Pick out every line holding the string "Focus" and copy it.

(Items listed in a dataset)
------------
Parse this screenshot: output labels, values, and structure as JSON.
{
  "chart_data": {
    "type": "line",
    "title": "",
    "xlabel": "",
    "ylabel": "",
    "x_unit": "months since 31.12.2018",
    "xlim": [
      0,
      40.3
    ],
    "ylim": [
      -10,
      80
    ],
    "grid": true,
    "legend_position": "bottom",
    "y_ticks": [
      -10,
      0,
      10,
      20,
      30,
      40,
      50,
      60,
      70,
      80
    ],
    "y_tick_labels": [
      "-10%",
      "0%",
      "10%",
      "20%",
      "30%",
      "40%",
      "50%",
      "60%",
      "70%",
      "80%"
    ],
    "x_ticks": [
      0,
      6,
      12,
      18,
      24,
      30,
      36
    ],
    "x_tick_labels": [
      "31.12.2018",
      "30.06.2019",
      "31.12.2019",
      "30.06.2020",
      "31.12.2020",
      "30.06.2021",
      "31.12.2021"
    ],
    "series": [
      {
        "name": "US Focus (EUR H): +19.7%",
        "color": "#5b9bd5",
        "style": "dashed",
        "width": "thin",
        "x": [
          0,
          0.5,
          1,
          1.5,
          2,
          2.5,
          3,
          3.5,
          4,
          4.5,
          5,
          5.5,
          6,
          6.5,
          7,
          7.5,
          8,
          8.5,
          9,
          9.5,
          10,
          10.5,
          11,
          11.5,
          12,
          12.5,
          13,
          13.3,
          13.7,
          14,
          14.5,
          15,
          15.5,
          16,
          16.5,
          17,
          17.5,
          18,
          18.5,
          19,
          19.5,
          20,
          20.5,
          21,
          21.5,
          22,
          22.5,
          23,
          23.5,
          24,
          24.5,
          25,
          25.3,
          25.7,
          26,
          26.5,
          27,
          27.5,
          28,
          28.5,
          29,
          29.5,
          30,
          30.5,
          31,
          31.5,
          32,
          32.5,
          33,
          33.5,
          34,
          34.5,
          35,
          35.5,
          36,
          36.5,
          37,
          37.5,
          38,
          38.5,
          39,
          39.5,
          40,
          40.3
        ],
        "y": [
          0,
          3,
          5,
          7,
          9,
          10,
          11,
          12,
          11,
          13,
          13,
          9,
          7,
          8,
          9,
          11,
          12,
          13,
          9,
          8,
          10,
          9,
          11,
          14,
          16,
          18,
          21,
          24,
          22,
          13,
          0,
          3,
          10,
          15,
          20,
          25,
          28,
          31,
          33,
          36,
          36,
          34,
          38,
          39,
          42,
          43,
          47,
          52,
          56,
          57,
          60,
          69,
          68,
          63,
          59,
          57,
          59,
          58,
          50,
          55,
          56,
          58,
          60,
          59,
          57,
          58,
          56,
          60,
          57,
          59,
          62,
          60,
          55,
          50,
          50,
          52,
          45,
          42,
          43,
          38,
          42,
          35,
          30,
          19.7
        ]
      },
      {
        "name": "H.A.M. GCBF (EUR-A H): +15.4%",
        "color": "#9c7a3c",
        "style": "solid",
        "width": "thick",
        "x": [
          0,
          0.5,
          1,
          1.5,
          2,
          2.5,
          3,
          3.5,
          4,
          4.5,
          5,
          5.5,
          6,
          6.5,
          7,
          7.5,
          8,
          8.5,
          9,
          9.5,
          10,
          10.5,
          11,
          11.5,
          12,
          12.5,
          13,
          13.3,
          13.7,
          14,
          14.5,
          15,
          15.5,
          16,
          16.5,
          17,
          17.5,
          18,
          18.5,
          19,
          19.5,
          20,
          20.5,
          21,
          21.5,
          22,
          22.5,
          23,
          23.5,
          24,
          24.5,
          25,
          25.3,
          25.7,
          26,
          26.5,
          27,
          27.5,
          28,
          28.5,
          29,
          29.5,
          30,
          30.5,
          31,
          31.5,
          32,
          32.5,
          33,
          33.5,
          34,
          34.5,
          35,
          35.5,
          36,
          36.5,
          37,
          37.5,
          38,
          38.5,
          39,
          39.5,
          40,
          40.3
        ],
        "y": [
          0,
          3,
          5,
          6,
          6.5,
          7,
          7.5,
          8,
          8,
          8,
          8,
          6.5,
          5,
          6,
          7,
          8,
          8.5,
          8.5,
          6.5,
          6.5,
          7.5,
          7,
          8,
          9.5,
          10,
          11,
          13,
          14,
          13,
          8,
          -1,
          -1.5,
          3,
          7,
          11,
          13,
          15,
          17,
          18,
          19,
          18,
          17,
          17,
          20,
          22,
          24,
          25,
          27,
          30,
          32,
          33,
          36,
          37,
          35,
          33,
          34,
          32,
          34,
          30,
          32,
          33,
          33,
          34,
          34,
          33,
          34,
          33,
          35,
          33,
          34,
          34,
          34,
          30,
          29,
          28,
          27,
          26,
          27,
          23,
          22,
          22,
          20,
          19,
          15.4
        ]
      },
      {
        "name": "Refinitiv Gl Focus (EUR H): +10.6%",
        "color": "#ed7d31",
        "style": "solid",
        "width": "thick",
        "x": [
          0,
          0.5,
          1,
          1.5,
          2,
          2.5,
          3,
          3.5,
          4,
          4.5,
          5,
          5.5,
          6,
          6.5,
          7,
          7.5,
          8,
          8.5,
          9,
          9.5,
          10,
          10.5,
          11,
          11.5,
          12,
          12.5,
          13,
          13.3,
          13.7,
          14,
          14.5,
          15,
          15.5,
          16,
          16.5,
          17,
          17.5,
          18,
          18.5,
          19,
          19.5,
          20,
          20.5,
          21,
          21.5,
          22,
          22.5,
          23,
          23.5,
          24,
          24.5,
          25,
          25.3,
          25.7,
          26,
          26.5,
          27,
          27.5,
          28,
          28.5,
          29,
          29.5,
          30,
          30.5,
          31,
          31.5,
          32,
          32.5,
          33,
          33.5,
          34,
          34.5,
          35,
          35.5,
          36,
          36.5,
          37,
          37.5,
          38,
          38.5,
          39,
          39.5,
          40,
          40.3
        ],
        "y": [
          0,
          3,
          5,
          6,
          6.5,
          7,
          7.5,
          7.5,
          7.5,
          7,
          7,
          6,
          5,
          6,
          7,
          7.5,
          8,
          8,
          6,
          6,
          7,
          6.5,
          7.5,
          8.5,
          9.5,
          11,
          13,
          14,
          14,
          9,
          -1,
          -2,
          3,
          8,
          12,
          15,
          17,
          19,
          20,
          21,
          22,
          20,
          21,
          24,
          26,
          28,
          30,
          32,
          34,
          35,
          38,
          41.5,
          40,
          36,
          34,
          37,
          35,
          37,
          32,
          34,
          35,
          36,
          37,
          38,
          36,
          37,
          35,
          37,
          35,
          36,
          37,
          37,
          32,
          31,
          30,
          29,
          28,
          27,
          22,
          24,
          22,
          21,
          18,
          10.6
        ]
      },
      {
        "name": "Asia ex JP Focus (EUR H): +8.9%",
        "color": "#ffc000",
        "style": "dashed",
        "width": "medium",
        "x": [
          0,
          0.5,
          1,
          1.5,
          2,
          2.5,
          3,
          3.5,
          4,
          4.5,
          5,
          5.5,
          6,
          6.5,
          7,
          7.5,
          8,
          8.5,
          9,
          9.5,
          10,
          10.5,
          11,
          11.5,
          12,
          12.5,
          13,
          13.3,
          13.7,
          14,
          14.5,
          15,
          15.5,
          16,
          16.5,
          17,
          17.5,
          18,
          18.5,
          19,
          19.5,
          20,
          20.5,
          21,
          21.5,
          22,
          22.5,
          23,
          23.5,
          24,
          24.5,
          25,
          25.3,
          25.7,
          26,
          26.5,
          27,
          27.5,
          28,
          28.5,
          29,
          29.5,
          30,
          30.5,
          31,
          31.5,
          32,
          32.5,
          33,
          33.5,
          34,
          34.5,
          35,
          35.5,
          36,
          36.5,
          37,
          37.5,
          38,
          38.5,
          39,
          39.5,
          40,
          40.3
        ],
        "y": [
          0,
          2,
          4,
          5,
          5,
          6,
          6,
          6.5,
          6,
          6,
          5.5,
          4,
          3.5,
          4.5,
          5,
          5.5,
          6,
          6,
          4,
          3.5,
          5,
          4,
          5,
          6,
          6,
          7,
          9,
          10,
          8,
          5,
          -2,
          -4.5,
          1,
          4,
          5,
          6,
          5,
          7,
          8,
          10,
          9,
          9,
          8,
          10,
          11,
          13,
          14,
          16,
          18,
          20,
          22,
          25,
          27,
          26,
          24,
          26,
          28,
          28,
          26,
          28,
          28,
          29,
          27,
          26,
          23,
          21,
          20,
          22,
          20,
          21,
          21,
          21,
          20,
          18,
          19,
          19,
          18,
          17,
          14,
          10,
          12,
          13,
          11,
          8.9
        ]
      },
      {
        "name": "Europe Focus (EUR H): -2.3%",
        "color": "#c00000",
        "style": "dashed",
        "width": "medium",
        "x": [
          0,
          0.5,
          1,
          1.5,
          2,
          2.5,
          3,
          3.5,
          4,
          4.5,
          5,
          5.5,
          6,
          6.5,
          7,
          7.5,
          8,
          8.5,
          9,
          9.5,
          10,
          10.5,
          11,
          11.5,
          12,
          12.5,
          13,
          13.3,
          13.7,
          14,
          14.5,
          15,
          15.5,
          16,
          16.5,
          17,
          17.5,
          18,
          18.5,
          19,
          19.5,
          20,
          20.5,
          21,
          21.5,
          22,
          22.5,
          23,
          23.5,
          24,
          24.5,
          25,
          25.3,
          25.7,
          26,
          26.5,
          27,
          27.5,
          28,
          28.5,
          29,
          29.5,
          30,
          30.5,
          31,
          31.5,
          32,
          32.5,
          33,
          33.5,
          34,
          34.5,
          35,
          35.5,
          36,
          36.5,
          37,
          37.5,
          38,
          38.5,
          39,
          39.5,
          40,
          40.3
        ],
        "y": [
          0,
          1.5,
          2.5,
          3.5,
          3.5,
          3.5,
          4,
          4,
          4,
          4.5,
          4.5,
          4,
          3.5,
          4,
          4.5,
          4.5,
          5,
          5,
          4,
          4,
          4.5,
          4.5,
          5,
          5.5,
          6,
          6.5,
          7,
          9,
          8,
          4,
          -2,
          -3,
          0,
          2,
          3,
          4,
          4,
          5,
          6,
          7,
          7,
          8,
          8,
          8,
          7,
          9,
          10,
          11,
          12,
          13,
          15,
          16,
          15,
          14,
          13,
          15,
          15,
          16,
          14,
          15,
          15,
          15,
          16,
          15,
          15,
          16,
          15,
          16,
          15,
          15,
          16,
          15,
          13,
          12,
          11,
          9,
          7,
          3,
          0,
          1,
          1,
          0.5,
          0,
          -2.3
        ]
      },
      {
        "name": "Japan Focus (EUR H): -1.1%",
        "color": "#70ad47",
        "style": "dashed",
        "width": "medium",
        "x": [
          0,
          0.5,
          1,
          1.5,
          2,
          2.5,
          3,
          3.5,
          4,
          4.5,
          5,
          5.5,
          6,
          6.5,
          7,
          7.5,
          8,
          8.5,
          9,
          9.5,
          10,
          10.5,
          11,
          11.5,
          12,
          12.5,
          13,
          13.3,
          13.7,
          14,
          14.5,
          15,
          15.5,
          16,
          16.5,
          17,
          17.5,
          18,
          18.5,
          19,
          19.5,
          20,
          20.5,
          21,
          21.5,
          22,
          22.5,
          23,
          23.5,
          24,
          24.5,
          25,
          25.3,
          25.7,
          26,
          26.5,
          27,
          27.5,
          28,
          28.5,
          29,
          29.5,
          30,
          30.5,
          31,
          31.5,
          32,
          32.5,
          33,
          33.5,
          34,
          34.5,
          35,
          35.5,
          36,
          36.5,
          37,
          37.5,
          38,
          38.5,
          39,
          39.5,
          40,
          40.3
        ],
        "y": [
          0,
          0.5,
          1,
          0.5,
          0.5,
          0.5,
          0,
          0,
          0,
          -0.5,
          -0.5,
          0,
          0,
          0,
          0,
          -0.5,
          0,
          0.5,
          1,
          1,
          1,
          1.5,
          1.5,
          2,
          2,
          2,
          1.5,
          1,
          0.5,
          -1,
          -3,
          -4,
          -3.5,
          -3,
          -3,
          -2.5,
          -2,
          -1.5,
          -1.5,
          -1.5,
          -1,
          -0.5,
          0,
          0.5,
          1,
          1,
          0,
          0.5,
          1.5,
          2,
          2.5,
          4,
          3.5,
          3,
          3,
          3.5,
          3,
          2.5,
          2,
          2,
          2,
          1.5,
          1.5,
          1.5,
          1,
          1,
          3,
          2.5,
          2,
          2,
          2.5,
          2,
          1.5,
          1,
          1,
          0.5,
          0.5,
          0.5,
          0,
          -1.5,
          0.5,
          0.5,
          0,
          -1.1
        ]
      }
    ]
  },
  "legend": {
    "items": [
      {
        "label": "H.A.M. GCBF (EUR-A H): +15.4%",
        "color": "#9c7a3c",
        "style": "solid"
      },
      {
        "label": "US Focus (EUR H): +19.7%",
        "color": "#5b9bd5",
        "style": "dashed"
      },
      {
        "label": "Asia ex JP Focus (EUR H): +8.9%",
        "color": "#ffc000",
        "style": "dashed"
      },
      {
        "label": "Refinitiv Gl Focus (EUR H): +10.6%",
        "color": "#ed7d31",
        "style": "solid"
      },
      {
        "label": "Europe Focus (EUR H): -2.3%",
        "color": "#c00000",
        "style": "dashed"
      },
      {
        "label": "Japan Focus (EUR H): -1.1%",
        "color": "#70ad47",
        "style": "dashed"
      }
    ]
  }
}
------------
[COMPLETED TASK]
        "name": "US Focus (EUR H): +19.7%",
        "name": "Refinitiv Gl Focus (EUR H): +10.6%",
        "name": "Asia ex JP Focus (EUR H): +8.9%",
        "name": "Europe Focus (EUR H): -2.3%",
        "name": "Japan Focus (EUR H): -1.1%",
        "label": "US Focus (EUR H): +19.7%",
        "label": "Asia ex JP Focus (EUR H): +8.9%",
        "label": "Refinitiv Gl Focus (EUR H): +10.6%",
        "label": "Europe Focus (EUR H): -2.3%",
        "label": "Japan Focus (EUR H): -1.1%",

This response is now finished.